[Lines of data]
## begin
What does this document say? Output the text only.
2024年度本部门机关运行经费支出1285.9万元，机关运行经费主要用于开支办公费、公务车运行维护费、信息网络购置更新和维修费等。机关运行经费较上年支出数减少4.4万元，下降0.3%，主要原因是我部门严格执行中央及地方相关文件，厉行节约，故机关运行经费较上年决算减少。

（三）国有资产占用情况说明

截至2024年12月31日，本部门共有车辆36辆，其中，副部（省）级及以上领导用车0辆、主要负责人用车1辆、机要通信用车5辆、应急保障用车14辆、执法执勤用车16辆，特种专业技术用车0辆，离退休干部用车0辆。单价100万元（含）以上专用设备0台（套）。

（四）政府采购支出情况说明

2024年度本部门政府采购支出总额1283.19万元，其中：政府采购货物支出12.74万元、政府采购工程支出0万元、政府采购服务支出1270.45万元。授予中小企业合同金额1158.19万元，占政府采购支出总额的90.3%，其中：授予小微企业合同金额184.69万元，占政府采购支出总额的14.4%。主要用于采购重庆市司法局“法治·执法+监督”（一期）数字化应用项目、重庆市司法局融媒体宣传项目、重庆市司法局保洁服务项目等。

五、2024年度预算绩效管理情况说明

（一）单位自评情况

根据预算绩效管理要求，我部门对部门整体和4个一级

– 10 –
## end
Output all of the material, please, exactly as it stands.

▶ **Output below**:
What does this document say? Output the text only.
2024年度本部门机关运行经费支出1285.9万元，机关运行经费主要用于开支办公费、公务车运行维护费、信息网络购置更新和维修费等。机关运行经费较上年支出数减少4.4万元，下降0.3%，主要原因是我部门严格执行中央及地方相关文件，厉行节约，故机关运行经费较上年决算减少。

（三）国有资产占用情况说明

截至2024年12月31日，本部门共有车辆36辆，其中，副部（省）级及以上领导用车0辆、主要负责人用车1辆、机要通信用车5辆、应急保障用车14辆、执法执勤用车16辆，特种专业技术用车0辆，离退休干部用车0辆。单价100万元（含）以上专用设备0台（套）。

（四）政府采购支出情况说明

2024年度本部门政府采购支出总额1283.19万元，其中：政府采购货物支出12.74万元、政府采购工程支出0万元、政府采购服务支出1270.45万元。授予中小企业合同金额1158.19万元，占政府采购支出总额的90.3%，其中：授予小微企业合同金额184.69万元，占政府采购支出总额的14.4%。主要用于采购重庆市司法局“法治·执法+监督”（一期）数字化应用项目、重庆市司法局融媒体宣传项目、重庆市司法局保洁服务项目等。

五、2024年度预算绩效管理情况说明

（一）单位自评情况

根据预算绩效管理要求，我部门对部门整体和4个一级

– 10 –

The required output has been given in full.